__Exercise description__
Comb through the entries for "seconds" and pull out each line that holds it.

__Data rows__
-- START --
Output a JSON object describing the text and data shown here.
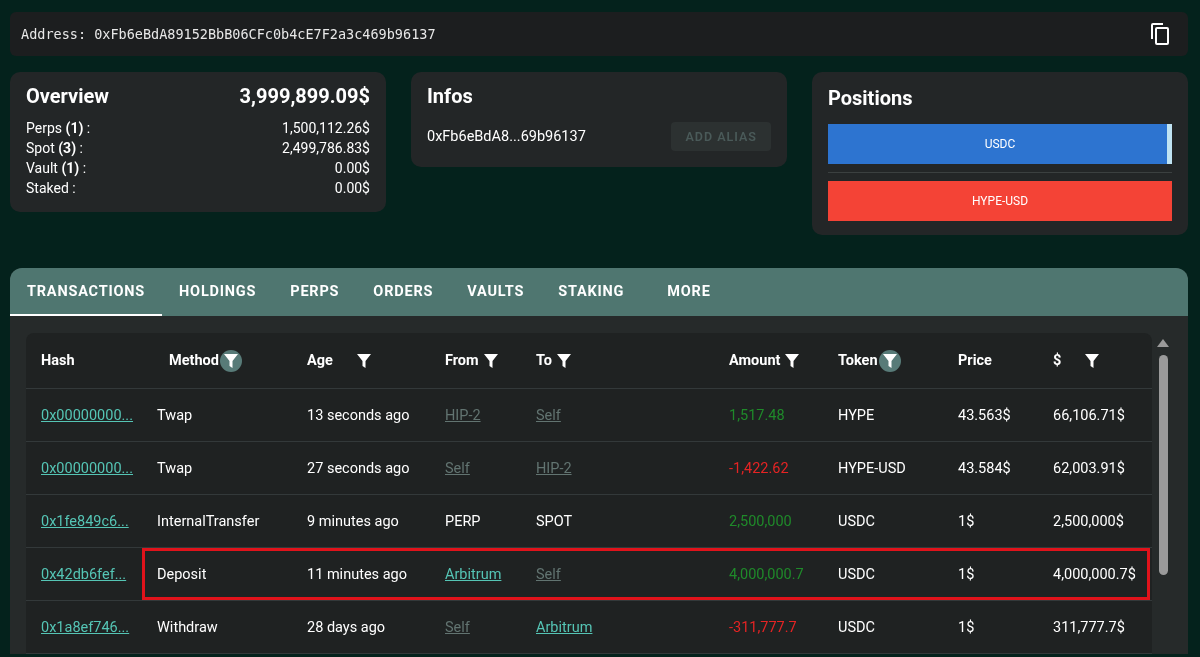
{
  "address_bar": {
    "label": "Address:",
    "value": "0xFb6eBdA89152BbB06CFc0b4cE7F2a3c469b96137"
  },
  "overview": {
    "title": "Overview",
    "total": "3,999,899.09$",
    "rows": [
      {
        "label": "Perps **(1)** :",
        "value": "1,500,112.26$"
      },
      {
        "label": "Spot **(3)** :",
        "value": "2,499,786.83$"
      },
      {
        "label": "Vault **(1)** :",
        "value": "0.00$"
      },
      {
        "label": "Staked :",
        "value": "0.00$"
      }
    ]
  },
  "infos": {
    "title": "Infos",
    "address": "0xFb6eBdA8...69b96137",
    "button": {
      "label": "ADD ALIAS",
      "disabled": true
    }
  },
  "positions": {
    "title": "Positions",
    "bars": [
      {
        "label": "USDC",
        "color": "#2d74d0",
        "level": 0.985
      },
      {
        "label": "HYPE-USD",
        "color": "#f44336",
        "level": 1
      }
    ]
  },
  "tabs": [
    {
      "label": "TRANSACTIONS",
      "selected": true
    },
    {
      "label": "HOLDINGS",
      "selected": false
    },
    {
      "label": "PERPS",
      "selected": false
    },
    {
      "label": "ORDERS",
      "selected": false
    },
    {
      "label": "VAULTS",
      "selected": false
    },
    {
      "label": "STAKING",
      "selected": false
    },
    {
      "label": "MORE",
      "selected": false
    }
  ],
  "table": {
    "columns": [
      {
        "label": "Hash",
        "filterable": false
      },
      {
        "label": "Method",
        "filterable": true,
        "filter_active": true
      },
      {
        "label": "Age",
        "filterable": true,
        "filter_active": false
      },
      {
        "label": "From",
        "filterable": true,
        "filter_active": false
      },
      {
        "label": "To",
        "filterable": true,
        "filter_active": false
      },
      {
        "label": "Amount",
        "filterable": true,
        "filter_active": false
      },
      {
        "label": "Token",
        "filterable": true,
        "filter_active": true
      },
      {
        "label": "Price",
        "filterable": false
      },
      {
        "label": "$",
        "filterable": true,
        "filter_active": false
      }
    ],
    "rows": [
      {
        "highlighted": false,
        "hash": "0x00000000...",
        "method": "Twap",
        "age": "13 seconds ago",
        "from": {
          "text": "HIP-2",
          "kind": "muted-link"
        },
        "to": {
          "text": "Self",
          "kind": "muted-link"
        },
        "amount": {
          "text": "1,517.48",
          "kind": "in"
        },
        "token": "HYPE",
        "price": "43.563$",
        "usd": "66,106.71$"
      },
      {
        "highlighted": false,
        "hash": "0x00000000...",
        "method": "Twap",
        "age": "27 seconds ago",
        "from": {
          "text": "Self",
          "kind": "muted-link"
        },
        "to": {
          "text": "HIP-2",
          "kind": "muted-link"
        },
        "amount": {
          "text": "-1,422.62",
          "kind": "out"
        },
        "token": "HYPE-USD",
        "price": "43.584$",
        "usd": "62,003.91$"
      },
      {
        "highlighted": false,
        "hash": "0x1fe849c6...",
        "method": "InternalTransfer",
        "age": "9 minutes ago",
        "from": {
          "text": "PERP",
          "kind": "plain"
        },
        "to": {
          "text": "SPOT",
          "kind": "plain"
        },
        "amount": {
          "text": "2,500,000",
          "kind": "in"
        },
        "token": "USDC",
        "price": "1$",
        "usd": "2,500,000$"
      },
      {
        "highlighted": true,
        "hash": "0x42db6fef...",
        "method": "Deposit",
        "age": "11 minutes ago",
        "from": {
          "text": "Arbitrum",
          "kind": "link"
        },
        "to": {
          "text": "Self",
          "kind": "muted-link"
        },
        "amount": {
          "text": "4,000,000.7",
          "kind": "in"
        },
        "token": "USDC",
        "price": "1$",
        "usd": "4,000,000.7$"
      },
      {
        "highlighted": false,
        "hash": "0x1a8ef746...",
        "method": "Withdraw",
        "age": "28 days ago",
        "from": {
          "text": "Self",
          "kind": "muted-link"
        },
        "to": {
          "text": "Arbitrum",
          "kind": "link"
        },
        "amount": {
          "text": "-311,777.7",
          "kind": "out"
        },
        "token": "USDC",
        "price": "1$",
        "usd": "311,777.7$"
      }
    ]
  }
}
-- END --
__Response to the exercise__
        "age": "13 seconds ago",
        "age": "27 seconds ago",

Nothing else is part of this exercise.